* [Work to complete]: Output the full listing below exactly, without the pictures.

[Stored data]
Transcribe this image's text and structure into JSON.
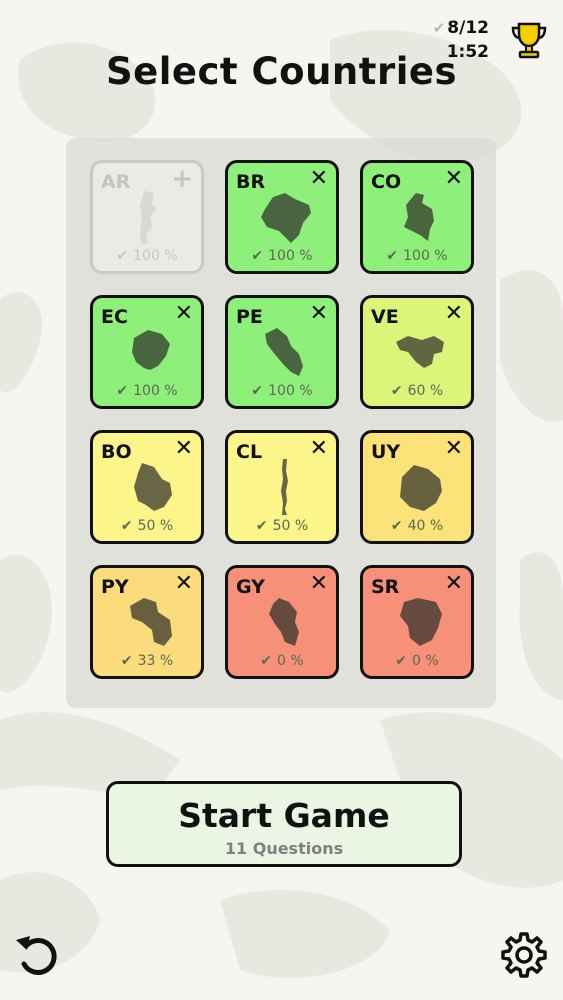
{
  "header": {
    "title": "Select Countries",
    "score": "8/12",
    "timer": "1:52",
    "check_icon": "check-icon",
    "trophy_icon": "trophy-icon",
    "trophy_color": "#f2d000"
  },
  "grid": {
    "cards": [
      {
        "code": "AR",
        "percent": "100 %",
        "selected": false,
        "toggle": "+",
        "color": "#ebebe6",
        "icon": "argentina-map-icon"
      },
      {
        "code": "BR",
        "percent": "100 %",
        "selected": true,
        "toggle": "✕",
        "color": "#8ef07a",
        "icon": "brazil-map-icon"
      },
      {
        "code": "CO",
        "percent": "100 %",
        "selected": true,
        "toggle": "✕",
        "color": "#8ef07a",
        "icon": "colombia-map-icon"
      },
      {
        "code": "EC",
        "percent": "100 %",
        "selected": true,
        "toggle": "✕",
        "color": "#8ef07a",
        "icon": "ecuador-map-icon"
      },
      {
        "code": "PE",
        "percent": "100 %",
        "selected": true,
        "toggle": "✕",
        "color": "#8ef07a",
        "icon": "peru-map-icon"
      },
      {
        "code": "VE",
        "percent": "60 %",
        "selected": true,
        "toggle": "✕",
        "color": "#dcf47a",
        "icon": "venezuela-map-icon"
      },
      {
        "code": "BO",
        "percent": "50 %",
        "selected": true,
        "toggle": "✕",
        "color": "#fbf58a",
        "icon": "bolivia-map-icon"
      },
      {
        "code": "CL",
        "percent": "50 %",
        "selected": true,
        "toggle": "✕",
        "color": "#fbf58a",
        "icon": "chile-map-icon"
      },
      {
        "code": "UY",
        "percent": "40 %",
        "selected": true,
        "toggle": "✕",
        "color": "#fbe37a",
        "icon": "uruguay-map-icon"
      },
      {
        "code": "PY",
        "percent": "33 %",
        "selected": true,
        "toggle": "✕",
        "color": "#fbdc7c",
        "icon": "paraguay-map-icon"
      },
      {
        "code": "GY",
        "percent": "0 %",
        "selected": true,
        "toggle": "✕",
        "color": "#f69078",
        "icon": "guyana-map-icon"
      },
      {
        "code": "SR",
        "percent": "0 %",
        "selected": true,
        "toggle": "✕",
        "color": "#f69078",
        "icon": "suriname-map-icon"
      }
    ]
  },
  "start_button": {
    "label": "Start Game",
    "subtitle": "11 Questions",
    "color": "#eaf6e3"
  },
  "footer": {
    "undo_icon": "undo-icon",
    "settings_icon": "gear-icon"
  }
}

* [Result for this task]:
Transcribe this image's text and structure into JSON.
{
  "header": {
    "title": "Select Countries",
    "score": "8/12",
    "timer": "1:52",
    "check_icon": "check-icon",
    "trophy_icon": "trophy-icon",
    "trophy_color": "#f2d000"
  },
  "grid": {
    "cards": [
      {
        "code": "AR",
        "percent": "100 %",
        "selected": false,
        "toggle": "+",
        "color": "#ebebe6",
        "icon": "argentina-map-icon"
      },
      {
        "code": "BR",
        "percent": "100 %",
        "selected": true,
        "toggle": "✕",
        "color": "#8ef07a",
        "icon": "brazil-map-icon"
      },
      {
        "code": "CO",
        "percent": "100 %",
        "selected": true,
        "toggle": "✕",
        "color": "#8ef07a",
        "icon": "colombia-map-icon"
      },
      {
        "code": "EC",
        "percent": "100 %",
        "selected": true,
        "toggle": "✕",
        "color": "#8ef07a",
        "icon": "ecuador-map-icon"
      },
      {
        "code": "PE",
        "percent": "100 %",
        "selected": true,
        "toggle": "✕",
        "color": "#8ef07a",
        "icon": "peru-map-icon"
      },
      {
        "code": "VE",
        "percent": "60 %",
        "selected": true,
        "toggle": "✕",
        "color": "#dcf47a",
        "icon": "venezuela-map-icon"
      },
      {
        "code": "BO",
        "percent": "50 %",
        "selected": true,
        "toggle": "✕",
        "color": "#fbf58a",
        "icon": "bolivia-map-icon"
      },
      {
        "code": "CL",
        "percent": "50 %",
        "selected": true,
        "toggle": "✕",
        "color": "#fbf58a",
        "icon": "chile-map-icon"
      },
      {
        "code": "UY",
        "percent": "40 %",
        "selected": true,
        "toggle": "✕",
        "color": "#fbe37a",
        "icon": "uruguay-map-icon"
      },
      {
        "code": "PY",
        "percent": "33 %",
        "selected": true,
        "toggle": "✕",
        "color": "#fbdc7c",
        "icon": "paraguay-map-icon"
      },
      {
        "code": "GY",
        "percent": "0 %",
        "selected": true,
        "toggle": "✕",
        "color": "#f69078",
        "icon": "guyana-map-icon"
      },
      {
        "code": "SR",
        "percent": "0 %",
        "selected": true,
        "toggle": "✕",
        "color": "#f69078",
        "icon": "suriname-map-icon"
      }
    ]
  },
  "start_button": {
    "label": "Start Game",
    "subtitle": "11 Questions",
    "color": "#eaf6e3"
  },
  "footer": {
    "undo_icon": "undo-icon",
    "settings_icon": "gear-icon"
  }
}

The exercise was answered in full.